Collection entries:

____________

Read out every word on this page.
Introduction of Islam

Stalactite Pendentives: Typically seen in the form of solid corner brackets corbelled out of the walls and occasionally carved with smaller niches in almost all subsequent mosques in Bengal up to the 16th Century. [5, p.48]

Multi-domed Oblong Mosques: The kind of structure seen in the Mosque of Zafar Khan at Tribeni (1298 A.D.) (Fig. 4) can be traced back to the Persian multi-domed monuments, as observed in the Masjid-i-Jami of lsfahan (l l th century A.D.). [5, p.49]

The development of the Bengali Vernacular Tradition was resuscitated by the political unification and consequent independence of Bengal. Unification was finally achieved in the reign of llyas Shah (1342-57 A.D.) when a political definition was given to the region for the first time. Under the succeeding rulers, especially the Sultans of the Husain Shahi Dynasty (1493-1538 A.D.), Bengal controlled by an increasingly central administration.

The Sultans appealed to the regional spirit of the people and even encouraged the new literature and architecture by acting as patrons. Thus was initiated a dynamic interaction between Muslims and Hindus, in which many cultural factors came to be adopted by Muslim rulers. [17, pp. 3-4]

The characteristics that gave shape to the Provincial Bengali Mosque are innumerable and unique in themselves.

____________

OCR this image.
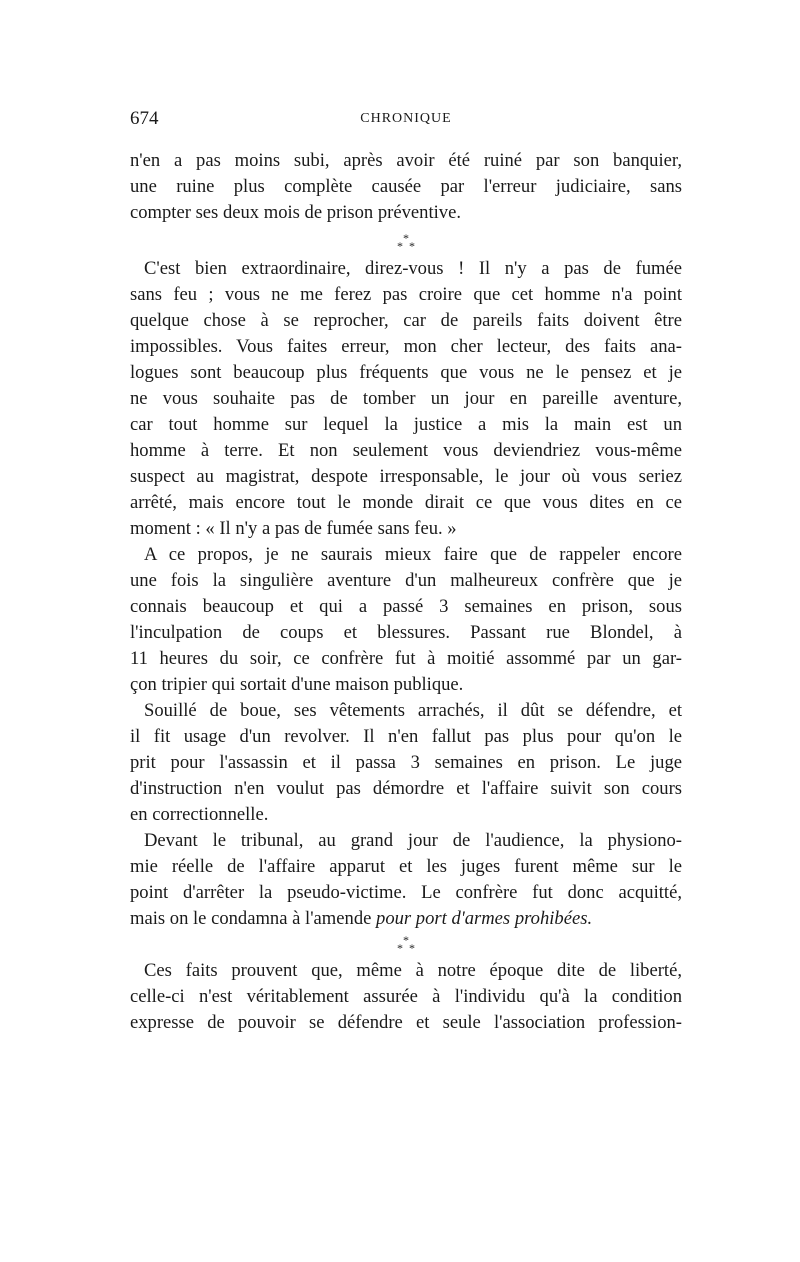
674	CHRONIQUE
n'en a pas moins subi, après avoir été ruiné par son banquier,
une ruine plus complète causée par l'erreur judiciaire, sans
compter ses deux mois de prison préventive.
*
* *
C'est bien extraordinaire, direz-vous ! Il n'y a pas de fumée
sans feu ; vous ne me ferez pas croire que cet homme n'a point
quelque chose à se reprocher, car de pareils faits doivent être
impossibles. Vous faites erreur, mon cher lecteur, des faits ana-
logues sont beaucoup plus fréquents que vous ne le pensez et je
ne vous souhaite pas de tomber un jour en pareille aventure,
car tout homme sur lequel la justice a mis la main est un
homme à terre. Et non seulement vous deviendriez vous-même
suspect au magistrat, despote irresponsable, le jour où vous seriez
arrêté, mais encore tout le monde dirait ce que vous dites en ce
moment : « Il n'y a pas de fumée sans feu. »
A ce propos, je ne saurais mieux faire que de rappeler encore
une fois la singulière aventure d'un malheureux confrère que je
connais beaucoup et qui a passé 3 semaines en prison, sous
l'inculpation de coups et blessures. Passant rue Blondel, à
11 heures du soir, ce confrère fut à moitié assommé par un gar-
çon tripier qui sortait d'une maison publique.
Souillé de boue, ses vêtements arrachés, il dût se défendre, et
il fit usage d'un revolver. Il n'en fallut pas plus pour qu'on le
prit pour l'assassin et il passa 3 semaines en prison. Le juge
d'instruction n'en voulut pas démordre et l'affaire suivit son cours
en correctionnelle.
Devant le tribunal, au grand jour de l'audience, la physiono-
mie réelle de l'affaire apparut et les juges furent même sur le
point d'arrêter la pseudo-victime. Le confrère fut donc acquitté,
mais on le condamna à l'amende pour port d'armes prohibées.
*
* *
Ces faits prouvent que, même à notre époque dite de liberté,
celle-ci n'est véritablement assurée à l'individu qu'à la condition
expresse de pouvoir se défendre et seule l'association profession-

____________

▶ **Given request**:
Where a line of the material above holds the string "fumée", copy that line.

▶ **Task response**:
C'est bien extraordinaire, direz-vous ! Il n'y a pas de fumée
moment : « Il n'y a pas de fumée sans feu. »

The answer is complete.